=== Begin Enclosure ===

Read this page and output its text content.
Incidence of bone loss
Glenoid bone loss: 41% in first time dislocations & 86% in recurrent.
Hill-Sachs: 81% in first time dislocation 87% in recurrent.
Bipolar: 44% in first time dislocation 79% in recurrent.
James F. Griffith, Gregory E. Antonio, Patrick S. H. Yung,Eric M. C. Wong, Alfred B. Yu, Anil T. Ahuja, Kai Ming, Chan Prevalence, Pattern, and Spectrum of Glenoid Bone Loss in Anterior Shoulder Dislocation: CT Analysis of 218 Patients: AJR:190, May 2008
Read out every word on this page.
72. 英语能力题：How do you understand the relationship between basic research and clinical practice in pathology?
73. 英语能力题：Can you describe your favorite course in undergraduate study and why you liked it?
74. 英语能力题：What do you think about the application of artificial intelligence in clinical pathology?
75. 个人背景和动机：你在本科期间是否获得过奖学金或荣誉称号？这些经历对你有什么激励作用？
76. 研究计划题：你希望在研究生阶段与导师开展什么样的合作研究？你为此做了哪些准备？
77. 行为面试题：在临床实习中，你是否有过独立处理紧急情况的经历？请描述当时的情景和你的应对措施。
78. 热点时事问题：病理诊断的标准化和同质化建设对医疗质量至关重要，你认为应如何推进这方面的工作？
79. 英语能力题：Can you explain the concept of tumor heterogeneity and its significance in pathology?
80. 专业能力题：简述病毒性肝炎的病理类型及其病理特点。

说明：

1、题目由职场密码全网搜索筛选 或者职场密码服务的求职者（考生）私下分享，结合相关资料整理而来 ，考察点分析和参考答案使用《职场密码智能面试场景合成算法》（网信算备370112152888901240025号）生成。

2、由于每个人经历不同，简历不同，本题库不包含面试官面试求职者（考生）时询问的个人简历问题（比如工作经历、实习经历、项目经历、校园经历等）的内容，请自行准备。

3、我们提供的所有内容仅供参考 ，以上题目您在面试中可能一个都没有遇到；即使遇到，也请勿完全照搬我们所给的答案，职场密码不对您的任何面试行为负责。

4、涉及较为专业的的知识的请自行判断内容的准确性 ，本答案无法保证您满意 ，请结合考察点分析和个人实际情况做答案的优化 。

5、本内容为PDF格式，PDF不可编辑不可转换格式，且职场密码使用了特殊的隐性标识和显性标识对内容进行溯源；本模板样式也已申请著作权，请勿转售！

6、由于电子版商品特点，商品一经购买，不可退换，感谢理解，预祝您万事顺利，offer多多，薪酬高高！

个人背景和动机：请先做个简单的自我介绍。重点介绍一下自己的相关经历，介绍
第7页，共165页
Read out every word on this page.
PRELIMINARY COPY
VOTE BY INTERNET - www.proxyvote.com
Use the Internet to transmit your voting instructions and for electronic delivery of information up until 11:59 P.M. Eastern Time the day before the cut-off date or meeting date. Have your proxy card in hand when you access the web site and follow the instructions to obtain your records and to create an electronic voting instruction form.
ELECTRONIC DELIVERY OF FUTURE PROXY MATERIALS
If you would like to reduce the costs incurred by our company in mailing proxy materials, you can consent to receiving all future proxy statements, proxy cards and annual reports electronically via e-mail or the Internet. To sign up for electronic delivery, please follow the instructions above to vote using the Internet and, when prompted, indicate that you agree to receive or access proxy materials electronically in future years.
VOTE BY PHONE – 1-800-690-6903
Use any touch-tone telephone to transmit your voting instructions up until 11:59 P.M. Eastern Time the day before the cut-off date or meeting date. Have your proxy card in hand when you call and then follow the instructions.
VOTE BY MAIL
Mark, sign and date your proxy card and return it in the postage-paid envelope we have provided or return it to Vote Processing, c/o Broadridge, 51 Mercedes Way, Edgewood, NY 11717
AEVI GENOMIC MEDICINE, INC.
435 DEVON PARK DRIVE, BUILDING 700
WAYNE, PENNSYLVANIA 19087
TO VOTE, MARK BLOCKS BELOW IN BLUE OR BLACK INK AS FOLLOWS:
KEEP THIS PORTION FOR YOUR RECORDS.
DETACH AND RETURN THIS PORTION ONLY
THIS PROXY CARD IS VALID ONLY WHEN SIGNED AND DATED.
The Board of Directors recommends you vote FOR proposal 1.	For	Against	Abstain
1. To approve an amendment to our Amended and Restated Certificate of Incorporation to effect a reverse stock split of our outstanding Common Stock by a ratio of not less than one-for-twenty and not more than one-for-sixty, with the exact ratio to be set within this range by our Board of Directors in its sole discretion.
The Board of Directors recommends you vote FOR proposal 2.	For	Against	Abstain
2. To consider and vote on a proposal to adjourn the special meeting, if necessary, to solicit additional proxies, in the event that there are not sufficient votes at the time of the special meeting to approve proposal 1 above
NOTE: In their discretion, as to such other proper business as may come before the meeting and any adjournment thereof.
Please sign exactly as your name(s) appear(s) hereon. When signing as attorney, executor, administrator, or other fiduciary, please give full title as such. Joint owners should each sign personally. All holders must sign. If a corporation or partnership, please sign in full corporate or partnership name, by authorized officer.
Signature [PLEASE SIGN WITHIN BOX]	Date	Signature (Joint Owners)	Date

=== End Enclosure ===

● **What you are asked to do**
Every line above should be written out again exactly as it stands.

● **Response to this task**
Read this page and output its text content.
Incidence of bone loss
Glenoid bone loss: 41% in first time dislocations & 86% in recurrent.
Hill-Sachs: 81% in first time dislocation 87% in recurrent.
Bipolar: 44% in first time dislocation 79% in recurrent.
James F. Griffith, Gregory E. Antonio, Patrick S. H. Yung,Eric M. C. Wong, Alfred B. Yu, Anil T. Ahuja, Kai Ming, Chan Prevalence, Pattern, and Spectrum of Glenoid Bone Loss in Anterior Shoulder Dislocation: CT Analysis of 218 Patients: AJR:190, May 2008
Read out every word on this page.
72. 英语能力题：How do you understand the relationship between basic research and clinical practice in pathology?
73. 英语能力题：Can you describe your favorite course in undergraduate study and why you liked it?
74. 英语能力题：What do you think about the application of artificial intelligence in clinical pathology?
75. 个人背景和动机：你在本科期间是否获得过奖学金或荣誉称号？这些经历对你有什么激励作用？
76. 研究计划题：你希望在研究生阶段与导师开展什么样的合作研究？你为此做了哪些准备？
77. 行为面试题：在临床实习中，你是否有过独立处理紧急情况的经历？请描述当时的情景和你的应对措施。
78. 热点时事问题：病理诊断的标准化和同质化建设对医疗质量至关重要，你认为应如何推进这方面的工作？
79. 英语能力题：Can you explain the concept of tumor heterogeneity and its significance in pathology?
80. 专业能力题：简述病毒性肝炎的病理类型及其病理特点。

说明：

1、题目由职场密码全网搜索筛选 或者职场密码服务的求职者（考生）私下分享，结合相关资料整理而来 ，考察点分析和参考答案使用《职场密码智能面试场景合成算法》（网信算备370112152888901240025号）生成。

2、由于每个人经历不同，简历不同，本题库不包含面试官面试求职者（考生）时询问的个人简历问题（比如工作经历、实习经历、项目经历、校园经历等）的内容，请自行准备。

3、我们提供的所有内容仅供参考 ，以上题目您在面试中可能一个都没有遇到；即使遇到，也请勿完全照搬我们所给的答案，职场密码不对您的任何面试行为负责。

4、涉及较为专业的的知识的请自行判断内容的准确性 ，本答案无法保证您满意 ，请结合考察点分析和个人实际情况做答案的优化 。

5、本内容为PDF格式，PDF不可编辑不可转换格式，且职场密码使用了特殊的隐性标识和显性标识对内容进行溯源；本模板样式也已申请著作权，请勿转售！

6、由于电子版商品特点，商品一经购买，不可退换，感谢理解，预祝您万事顺利，offer多多，薪酬高高！

个人背景和动机：请先做个简单的自我介绍。重点介绍一下自己的相关经历，介绍
第7页，共165页
Read out every word on this page.
PRELIMINARY COPY
VOTE BY INTERNET - www.proxyvote.com
Use the Internet to transmit your voting instructions and for electronic delivery of information up until 11:59 P.M. Eastern Time the day before the cut-off date or meeting date. Have your proxy card in hand when you access the web site and follow the instructions to obtain your records and to create an electronic voting instruction form.
ELECTRONIC DELIVERY OF FUTURE PROXY MATERIALS
If you would like to reduce the costs incurred by our company in mailing proxy materials, you can consent to receiving all future proxy statements, proxy cards and annual reports electronically via e-mail or the Internet. To sign up for electronic delivery, please follow the instructions above to vote using the Internet and, when prompted, indicate that you agree to receive or access proxy materials electronically in future years.
VOTE BY PHONE – 1-800-690-6903
Use any touch-tone telephone to transmit your voting instructions up until 11:59 P.M. Eastern Time the day before the cut-off date or meeting date. Have your proxy card in hand when you call and then follow the instructions.
VOTE BY MAIL
Mark, sign and date your proxy card and return it in the postage-paid envelope we have provided or return it to Vote Processing, c/o Broadridge, 51 Mercedes Way, Edgewood, NY 11717
AEVI GENOMIC MEDICINE, INC.
435 DEVON PARK DRIVE, BUILDING 700
WAYNE, PENNSYLVANIA 19087
TO VOTE, MARK BLOCKS BELOW IN BLUE OR BLACK INK AS FOLLOWS:
KEEP THIS PORTION FOR YOUR RECORDS.
DETACH AND RETURN THIS PORTION ONLY
THIS PROXY CARD IS VALID ONLY WHEN SIGNED AND DATED.
The Board of Directors recommends you vote FOR proposal 1.	For	Against	Abstain
1. To approve an amendment to our Amended and Restated Certificate of Incorporation to effect a reverse stock split of our outstanding Common Stock by a ratio of not less than one-for-twenty and not more than one-for-sixty, with the exact ratio to be set within this range by our Board of Directors in its sole discretion.
The Board of Directors recommends you vote FOR proposal 2.	For	Against	Abstain
2. To consider and vote on a proposal to adjourn the special meeting, if necessary, to solicit additional proxies, in the event that there are not sufficient votes at the time of the special meeting to approve proposal 1 above
NOTE: In their discretion, as to such other proper business as may come before the meeting and any adjournment thereof.
Please sign exactly as your name(s) appear(s) hereon. When signing as attorney, executor, administrator, or other fiduciary, please give full title as such. Joint owners should each sign personally. All holders must sign. If a corporation or partnership, please sign in full corporate or partnership name, by authorized officer.
Signature [PLEASE SIGN WITHIN BOX]	Date	Signature (Joint Owners)	Date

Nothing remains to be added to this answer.